Determine the count of lines holding "online" and give that count alone.
··· The records
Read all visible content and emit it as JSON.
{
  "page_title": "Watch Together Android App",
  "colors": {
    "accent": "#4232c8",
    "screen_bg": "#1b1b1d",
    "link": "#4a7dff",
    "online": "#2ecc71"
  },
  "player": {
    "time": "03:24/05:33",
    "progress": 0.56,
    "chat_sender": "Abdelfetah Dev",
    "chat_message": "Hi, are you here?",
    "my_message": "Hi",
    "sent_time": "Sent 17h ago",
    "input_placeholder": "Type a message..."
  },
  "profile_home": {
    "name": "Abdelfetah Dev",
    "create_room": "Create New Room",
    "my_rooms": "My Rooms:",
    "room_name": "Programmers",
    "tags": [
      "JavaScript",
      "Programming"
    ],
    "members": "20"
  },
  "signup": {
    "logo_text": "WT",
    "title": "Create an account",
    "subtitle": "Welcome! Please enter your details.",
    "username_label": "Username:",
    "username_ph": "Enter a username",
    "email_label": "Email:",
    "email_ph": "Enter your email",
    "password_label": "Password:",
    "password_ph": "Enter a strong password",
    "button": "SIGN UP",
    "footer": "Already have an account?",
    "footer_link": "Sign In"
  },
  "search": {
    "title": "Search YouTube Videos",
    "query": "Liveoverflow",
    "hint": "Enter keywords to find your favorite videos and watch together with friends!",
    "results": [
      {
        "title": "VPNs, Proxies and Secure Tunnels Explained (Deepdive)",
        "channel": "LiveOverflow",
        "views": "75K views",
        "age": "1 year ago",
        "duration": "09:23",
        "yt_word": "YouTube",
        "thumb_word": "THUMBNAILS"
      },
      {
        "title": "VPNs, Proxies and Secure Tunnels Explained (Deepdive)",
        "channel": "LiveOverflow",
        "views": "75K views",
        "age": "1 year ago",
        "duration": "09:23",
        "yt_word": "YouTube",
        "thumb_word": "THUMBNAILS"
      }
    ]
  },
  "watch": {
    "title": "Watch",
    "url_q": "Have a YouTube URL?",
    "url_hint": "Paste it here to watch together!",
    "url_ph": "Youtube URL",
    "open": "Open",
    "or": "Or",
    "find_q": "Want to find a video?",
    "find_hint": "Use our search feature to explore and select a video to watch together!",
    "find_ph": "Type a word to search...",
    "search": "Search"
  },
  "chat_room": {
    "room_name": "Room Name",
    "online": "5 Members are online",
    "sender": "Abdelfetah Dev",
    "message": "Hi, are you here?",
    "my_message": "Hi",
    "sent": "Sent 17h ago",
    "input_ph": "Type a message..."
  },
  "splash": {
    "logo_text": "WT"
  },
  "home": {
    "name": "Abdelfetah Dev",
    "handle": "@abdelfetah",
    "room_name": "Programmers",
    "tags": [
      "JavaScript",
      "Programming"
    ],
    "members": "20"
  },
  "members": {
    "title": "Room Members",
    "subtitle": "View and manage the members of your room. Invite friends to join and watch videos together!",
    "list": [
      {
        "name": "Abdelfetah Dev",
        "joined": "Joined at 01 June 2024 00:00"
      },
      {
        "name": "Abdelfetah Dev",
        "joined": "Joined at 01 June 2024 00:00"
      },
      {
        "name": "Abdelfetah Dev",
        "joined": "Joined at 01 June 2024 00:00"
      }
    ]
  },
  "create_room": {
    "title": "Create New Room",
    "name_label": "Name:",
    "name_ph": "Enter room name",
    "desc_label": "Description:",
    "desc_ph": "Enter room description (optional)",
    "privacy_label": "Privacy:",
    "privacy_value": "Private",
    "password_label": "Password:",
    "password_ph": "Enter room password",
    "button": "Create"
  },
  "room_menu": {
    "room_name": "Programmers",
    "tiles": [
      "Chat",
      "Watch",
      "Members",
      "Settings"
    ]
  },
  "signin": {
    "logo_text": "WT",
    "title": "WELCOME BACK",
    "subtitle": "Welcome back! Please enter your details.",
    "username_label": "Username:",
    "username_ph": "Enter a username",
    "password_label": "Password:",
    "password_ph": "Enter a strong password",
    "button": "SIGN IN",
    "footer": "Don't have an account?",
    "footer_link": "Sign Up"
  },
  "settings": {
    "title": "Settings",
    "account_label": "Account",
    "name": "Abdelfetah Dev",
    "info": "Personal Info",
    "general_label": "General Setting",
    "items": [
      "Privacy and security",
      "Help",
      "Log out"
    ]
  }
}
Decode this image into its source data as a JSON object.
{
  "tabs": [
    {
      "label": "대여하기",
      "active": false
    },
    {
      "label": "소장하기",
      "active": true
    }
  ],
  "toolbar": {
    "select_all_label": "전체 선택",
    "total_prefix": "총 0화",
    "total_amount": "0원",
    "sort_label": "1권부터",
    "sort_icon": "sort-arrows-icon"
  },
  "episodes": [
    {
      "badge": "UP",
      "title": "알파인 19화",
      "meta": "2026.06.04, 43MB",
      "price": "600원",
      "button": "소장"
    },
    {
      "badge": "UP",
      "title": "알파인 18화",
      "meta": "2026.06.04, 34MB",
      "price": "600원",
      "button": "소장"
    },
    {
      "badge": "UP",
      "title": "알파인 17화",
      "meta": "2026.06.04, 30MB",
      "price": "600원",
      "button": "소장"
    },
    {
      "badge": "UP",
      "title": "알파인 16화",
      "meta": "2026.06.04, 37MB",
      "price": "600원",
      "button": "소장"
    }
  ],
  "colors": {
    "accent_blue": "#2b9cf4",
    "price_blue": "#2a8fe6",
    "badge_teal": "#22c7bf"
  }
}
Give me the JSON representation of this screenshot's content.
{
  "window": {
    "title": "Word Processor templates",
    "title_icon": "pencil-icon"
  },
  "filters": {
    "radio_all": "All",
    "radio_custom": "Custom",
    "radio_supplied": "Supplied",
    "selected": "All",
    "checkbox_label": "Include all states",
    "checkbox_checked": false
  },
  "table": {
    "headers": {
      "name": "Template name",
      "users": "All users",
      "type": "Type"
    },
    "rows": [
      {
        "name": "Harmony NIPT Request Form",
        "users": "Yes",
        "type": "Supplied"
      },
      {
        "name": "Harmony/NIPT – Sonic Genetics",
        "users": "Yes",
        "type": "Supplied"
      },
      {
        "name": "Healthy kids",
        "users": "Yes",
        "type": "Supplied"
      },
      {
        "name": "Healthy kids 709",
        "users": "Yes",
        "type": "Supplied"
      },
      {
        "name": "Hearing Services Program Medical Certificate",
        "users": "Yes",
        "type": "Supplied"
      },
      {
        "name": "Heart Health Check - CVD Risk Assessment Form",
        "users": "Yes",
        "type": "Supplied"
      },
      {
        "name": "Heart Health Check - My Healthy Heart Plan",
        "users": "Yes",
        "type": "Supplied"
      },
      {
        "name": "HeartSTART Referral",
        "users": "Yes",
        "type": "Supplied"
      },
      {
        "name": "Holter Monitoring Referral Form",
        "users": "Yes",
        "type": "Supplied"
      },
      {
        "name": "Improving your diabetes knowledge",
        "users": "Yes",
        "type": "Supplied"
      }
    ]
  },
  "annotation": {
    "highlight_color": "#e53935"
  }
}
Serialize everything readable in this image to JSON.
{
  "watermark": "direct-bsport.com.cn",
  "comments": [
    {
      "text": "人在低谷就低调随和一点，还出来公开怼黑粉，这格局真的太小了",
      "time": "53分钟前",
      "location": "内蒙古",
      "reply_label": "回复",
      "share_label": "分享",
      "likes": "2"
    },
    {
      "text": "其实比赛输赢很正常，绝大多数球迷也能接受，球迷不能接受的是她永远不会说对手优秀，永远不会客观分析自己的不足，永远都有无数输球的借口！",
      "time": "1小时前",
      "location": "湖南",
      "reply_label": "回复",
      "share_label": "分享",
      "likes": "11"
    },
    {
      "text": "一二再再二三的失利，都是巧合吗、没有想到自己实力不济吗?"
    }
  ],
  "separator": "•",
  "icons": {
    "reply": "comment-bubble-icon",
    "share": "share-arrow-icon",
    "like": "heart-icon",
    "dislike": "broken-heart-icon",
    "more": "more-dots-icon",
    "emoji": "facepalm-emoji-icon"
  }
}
······
The answer. 2